§ GIVEN INSTRUCTION
Reproduce all the entries exactly.

___ SOURCE MATERIAL ___

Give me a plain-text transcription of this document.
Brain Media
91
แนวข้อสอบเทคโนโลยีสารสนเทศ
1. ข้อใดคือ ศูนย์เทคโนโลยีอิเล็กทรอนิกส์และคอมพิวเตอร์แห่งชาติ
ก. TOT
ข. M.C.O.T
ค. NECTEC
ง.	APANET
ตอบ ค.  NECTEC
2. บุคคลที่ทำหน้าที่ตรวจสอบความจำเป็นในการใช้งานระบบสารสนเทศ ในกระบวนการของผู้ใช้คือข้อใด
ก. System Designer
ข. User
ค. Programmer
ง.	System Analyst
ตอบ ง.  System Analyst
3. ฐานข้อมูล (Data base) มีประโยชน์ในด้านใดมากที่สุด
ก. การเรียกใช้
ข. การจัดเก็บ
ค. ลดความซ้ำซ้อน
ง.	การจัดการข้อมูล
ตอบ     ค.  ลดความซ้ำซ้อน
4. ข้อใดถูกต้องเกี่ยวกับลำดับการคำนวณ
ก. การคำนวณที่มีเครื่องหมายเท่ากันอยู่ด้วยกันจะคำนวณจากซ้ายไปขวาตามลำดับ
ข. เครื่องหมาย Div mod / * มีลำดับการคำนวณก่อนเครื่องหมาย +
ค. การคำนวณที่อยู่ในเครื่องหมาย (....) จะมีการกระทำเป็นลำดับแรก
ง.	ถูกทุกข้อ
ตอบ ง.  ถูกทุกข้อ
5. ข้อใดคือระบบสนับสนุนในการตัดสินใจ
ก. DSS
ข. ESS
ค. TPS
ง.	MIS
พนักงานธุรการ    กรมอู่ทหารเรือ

___

§ ANSWER FOR THE TASK
Give me a plain-text transcription of this document.
Brain Media
91
แนวข้อสอบเทคโนโลยีสารสนเทศ
1. ข้อใดคือ ศูนย์เทคโนโลยีอิเล็กทรอนิกส์และคอมพิวเตอร์แห่งชาติ
ก. TOT
ข. M.C.O.T
ค. NECTEC
ง.	APANET
ตอบ ค.  NECTEC
2. บุคคลที่ทำหน้าที่ตรวจสอบความจำเป็นในการใช้งานระบบสารสนเทศ ในกระบวนการของผู้ใช้คือข้อใด
ก. System Designer
ข. User
ค. Programmer
ง.	System Analyst
ตอบ ง.  System Analyst
3. ฐานข้อมูล (Data base) มีประโยชน์ในด้านใดมากที่สุด
ก. การเรียกใช้
ข. การจัดเก็บ
ค. ลดความซ้ำซ้อน
ง.	การจัดการข้อมูล
ตอบ     ค.  ลดความซ้ำซ้อน
4. ข้อใดถูกต้องเกี่ยวกับลำดับการคำนวณ
ก. การคำนวณที่มีเครื่องหมายเท่ากันอยู่ด้วยกันจะคำนวณจากซ้ายไปขวาตามลำดับ
ข. เครื่องหมาย Div mod / * มีลำดับการคำนวณก่อนเครื่องหมาย +
ค. การคำนวณที่อยู่ในเครื่องหมาย (....) จะมีการกระทำเป็นลำดับแรก
ง.	ถูกทุกข้อ
ตอบ ง.  ถูกทุกข้อ
5. ข้อใดคือระบบสนับสนุนในการตัดสินใจ
ก. DSS
ข. ESS
ค. TPS
ง.	MIS
พนักงานธุรการ    กรมอู่ทหารเรือ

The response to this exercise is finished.